RECORDS SHOWN:
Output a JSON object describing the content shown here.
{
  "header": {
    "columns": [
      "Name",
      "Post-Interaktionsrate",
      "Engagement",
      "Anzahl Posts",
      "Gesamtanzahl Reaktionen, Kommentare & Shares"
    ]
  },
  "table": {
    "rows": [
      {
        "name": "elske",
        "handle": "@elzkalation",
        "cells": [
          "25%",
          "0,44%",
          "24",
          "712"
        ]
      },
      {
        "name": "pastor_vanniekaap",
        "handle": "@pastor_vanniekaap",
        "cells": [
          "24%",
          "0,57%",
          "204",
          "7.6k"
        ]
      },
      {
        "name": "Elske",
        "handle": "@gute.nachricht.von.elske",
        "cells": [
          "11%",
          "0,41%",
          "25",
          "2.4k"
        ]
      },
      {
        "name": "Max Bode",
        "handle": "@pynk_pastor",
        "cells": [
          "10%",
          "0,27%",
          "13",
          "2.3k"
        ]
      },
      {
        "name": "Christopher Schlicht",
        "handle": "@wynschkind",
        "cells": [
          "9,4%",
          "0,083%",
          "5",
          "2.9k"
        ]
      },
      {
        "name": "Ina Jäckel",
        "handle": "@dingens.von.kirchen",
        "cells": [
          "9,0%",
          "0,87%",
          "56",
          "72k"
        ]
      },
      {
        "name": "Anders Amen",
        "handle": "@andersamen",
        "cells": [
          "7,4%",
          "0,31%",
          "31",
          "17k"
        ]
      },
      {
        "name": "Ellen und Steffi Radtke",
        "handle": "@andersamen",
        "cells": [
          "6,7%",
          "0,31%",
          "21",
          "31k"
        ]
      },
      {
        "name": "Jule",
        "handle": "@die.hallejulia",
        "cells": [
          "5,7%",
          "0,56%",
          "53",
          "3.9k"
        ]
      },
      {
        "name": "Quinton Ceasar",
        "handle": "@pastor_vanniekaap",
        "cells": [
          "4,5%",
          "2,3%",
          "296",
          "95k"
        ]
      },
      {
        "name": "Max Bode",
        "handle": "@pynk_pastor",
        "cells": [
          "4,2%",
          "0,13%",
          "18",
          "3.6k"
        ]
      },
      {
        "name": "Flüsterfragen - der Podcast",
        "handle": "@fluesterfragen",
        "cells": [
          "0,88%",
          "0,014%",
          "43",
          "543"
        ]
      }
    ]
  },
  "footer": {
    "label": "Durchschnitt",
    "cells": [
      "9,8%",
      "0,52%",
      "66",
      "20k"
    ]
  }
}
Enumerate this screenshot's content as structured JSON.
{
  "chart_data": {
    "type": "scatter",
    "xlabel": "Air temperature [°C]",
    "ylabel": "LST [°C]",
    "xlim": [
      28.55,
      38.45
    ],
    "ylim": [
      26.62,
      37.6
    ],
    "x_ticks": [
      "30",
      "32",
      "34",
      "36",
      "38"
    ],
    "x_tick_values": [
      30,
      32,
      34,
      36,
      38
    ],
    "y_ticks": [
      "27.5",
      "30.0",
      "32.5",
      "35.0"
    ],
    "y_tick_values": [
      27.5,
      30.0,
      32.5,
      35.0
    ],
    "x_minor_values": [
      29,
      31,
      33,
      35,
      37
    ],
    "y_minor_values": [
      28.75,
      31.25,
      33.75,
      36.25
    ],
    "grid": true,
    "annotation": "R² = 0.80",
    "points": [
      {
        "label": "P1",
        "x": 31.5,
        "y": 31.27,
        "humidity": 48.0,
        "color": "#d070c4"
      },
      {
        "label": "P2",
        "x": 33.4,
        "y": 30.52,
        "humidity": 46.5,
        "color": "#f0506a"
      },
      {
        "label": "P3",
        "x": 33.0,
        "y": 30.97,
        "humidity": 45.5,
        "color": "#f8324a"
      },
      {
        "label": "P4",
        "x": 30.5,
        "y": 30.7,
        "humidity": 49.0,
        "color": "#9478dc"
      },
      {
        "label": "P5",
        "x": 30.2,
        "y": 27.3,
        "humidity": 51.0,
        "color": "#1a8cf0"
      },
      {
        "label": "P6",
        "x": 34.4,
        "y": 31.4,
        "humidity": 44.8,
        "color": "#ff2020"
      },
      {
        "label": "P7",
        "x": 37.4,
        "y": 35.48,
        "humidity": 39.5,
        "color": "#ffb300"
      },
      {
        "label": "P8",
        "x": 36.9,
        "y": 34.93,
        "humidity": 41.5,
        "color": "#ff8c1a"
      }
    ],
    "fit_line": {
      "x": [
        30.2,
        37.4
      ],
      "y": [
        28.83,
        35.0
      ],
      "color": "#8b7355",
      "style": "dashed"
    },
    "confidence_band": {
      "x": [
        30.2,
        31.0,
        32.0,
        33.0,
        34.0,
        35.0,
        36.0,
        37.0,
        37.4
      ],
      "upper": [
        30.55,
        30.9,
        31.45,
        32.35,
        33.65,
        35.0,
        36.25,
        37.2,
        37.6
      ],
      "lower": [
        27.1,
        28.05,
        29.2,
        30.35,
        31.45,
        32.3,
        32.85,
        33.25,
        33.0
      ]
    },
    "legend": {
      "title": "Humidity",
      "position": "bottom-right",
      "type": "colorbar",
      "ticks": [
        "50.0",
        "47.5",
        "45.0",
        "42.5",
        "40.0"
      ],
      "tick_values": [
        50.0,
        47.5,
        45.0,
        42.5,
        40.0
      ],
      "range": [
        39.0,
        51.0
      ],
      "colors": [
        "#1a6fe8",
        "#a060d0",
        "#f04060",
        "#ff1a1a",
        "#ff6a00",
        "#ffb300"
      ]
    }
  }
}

TO DO: Work out how many lines in the records above contain the word "content", and reply with that number alone.

RESPONSE TO THE TASK: 2